→ SHORT EXERCISE
Below is a block of records; repeat each one exactly.

[Records that describe figures]
★ ★ ★ ★ ★ ★ ★
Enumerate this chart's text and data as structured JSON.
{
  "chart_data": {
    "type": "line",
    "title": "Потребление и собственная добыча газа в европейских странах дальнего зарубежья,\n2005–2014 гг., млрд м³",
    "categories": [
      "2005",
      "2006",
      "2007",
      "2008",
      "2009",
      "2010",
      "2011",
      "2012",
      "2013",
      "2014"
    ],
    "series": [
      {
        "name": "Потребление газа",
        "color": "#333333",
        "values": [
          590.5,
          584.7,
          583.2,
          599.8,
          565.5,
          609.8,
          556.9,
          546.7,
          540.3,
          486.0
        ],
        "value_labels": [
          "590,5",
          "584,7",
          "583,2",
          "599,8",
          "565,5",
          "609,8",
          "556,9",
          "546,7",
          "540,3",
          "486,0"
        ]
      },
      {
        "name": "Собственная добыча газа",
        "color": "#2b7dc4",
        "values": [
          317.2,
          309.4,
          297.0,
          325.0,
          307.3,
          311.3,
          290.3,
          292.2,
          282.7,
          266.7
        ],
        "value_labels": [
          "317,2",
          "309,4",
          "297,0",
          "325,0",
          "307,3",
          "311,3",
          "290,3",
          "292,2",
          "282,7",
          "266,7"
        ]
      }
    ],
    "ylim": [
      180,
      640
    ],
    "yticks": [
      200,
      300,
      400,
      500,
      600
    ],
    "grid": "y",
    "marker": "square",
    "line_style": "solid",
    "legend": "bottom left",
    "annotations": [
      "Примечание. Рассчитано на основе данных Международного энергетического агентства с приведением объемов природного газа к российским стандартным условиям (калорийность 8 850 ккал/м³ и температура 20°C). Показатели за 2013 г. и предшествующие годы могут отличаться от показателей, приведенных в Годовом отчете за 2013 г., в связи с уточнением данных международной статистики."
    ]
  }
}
★ ★ ★ ★ ★ ★ ★
→ FINAL ANSWER
Enumerate this chart's text and data as structured JSON.
{
  "chart_data": {
    "type": "line",
    "title": "Потребление и собственная добыча газа в европейских странах дальнего зарубежья,\n2005–2014 гг., млрд м³",
    "categories": [
      "2005",
      "2006",
      "2007",
      "2008",
      "2009",
      "2010",
      "2011",
      "2012",
      "2013",
      "2014"
    ],
    "series": [
      {
        "name": "Потребление газа",
        "color": "#333333",
        "values": [
          590.5,
          584.7,
          583.2,
          599.8,
          565.5,
          609.8,
          556.9,
          546.7,
          540.3,
          486.0
        ],
        "value_labels": [
          "590,5",
          "584,7",
          "583,2",
          "599,8",
          "565,5",
          "609,8",
          "556,9",
          "546,7",
          "540,3",
          "486,0"
        ]
      },
      {
        "name": "Собственная добыча газа",
        "color": "#2b7dc4",
        "values": [
          317.2,
          309.4,
          297.0,
          325.0,
          307.3,
          311.3,
          290.3,
          292.2,
          282.7,
          266.7
        ],
        "value_labels": [
          "317,2",
          "309,4",
          "297,0",
          "325,0",
          "307,3",
          "311,3",
          "290,3",
          "292,2",
          "282,7",
          "266,7"
        ]
      }
    ],
    "ylim": [
      180,
      640
    ],
    "yticks": [
      200,
      300,
      400,
      500,
      600
    ],
    "grid": "y",
    "marker": "square",
    "line_style": "solid",
    "legend": "bottom left",
    "annotations": [
      "Примечание. Рассчитано на основе данных Международного энергетического агентства с приведением объемов природного газа к российским стандартным условиям (калорийность 8 850 ккал/м³ и температура 20°C). Показатели за 2013 г. и предшествующие годы могут отличаться от показателей, приведенных в Годовом отчете за 2013 г., в связи с уточнением данных международной статистики."
    ]
  }
}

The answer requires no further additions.